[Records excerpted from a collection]

——

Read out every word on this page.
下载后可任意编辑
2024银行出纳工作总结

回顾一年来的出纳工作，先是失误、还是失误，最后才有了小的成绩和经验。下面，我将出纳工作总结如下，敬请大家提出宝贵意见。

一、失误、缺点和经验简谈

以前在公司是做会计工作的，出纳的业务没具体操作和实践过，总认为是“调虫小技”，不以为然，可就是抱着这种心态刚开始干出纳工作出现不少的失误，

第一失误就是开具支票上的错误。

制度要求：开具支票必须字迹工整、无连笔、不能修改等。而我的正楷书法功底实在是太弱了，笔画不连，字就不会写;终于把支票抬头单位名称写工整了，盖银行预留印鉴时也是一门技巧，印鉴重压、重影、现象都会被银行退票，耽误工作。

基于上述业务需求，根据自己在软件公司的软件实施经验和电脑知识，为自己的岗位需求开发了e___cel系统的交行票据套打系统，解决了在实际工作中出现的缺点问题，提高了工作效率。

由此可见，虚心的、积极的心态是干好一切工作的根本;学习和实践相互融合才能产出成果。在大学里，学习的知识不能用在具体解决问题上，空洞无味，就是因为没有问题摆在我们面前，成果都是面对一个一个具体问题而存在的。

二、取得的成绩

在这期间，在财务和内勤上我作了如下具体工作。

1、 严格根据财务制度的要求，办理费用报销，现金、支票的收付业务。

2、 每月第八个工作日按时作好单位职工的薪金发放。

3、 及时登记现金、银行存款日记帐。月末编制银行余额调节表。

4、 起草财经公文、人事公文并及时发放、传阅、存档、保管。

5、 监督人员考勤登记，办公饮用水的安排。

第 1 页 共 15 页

——

*What the task requires*:
Transcribe all the entries, keeping each one exactly as it is.

*Task answer*:
Read out every word on this page.
下载后可任意编辑
2024银行出纳工作总结

回顾一年来的出纳工作，先是失误、还是失误，最后才有了小的成绩和经验。下面，我将出纳工作总结如下，敬请大家提出宝贵意见。

一、失误、缺点和经验简谈

以前在公司是做会计工作的，出纳的业务没具体操作和实践过，总认为是“调虫小技”，不以为然，可就是抱着这种心态刚开始干出纳工作出现不少的失误，

第一失误就是开具支票上的错误。

制度要求：开具支票必须字迹工整、无连笔、不能修改等。而我的正楷书法功底实在是太弱了，笔画不连，字就不会写;终于把支票抬头单位名称写工整了，盖银行预留印鉴时也是一门技巧，印鉴重压、重影、现象都会被银行退票，耽误工作。

基于上述业务需求，根据自己在软件公司的软件实施经验和电脑知识，为自己的岗位需求开发了e___cel系统的交行票据套打系统，解决了在实际工作中出现的缺点问题，提高了工作效率。

由此可见，虚心的、积极的心态是干好一切工作的根本;学习和实践相互融合才能产出成果。在大学里，学习的知识不能用在具体解决问题上，空洞无味，就是因为没有问题摆在我们面前，成果都是面对一个一个具体问题而存在的。

二、取得的成绩

在这期间，在财务和内勤上我作了如下具体工作。

1、 严格根据财务制度的要求，办理费用报销，现金、支票的收付业务。

2、 每月第八个工作日按时作好单位职工的薪金发放。

3、 及时登记现金、银行存款日记帐。月末编制银行余额调节表。

4、 起草财经公文、人事公文并及时发放、传阅、存档、保管。

5、 监督人员考勤登记，办公饮用水的安排。

第 1 页 共 15 页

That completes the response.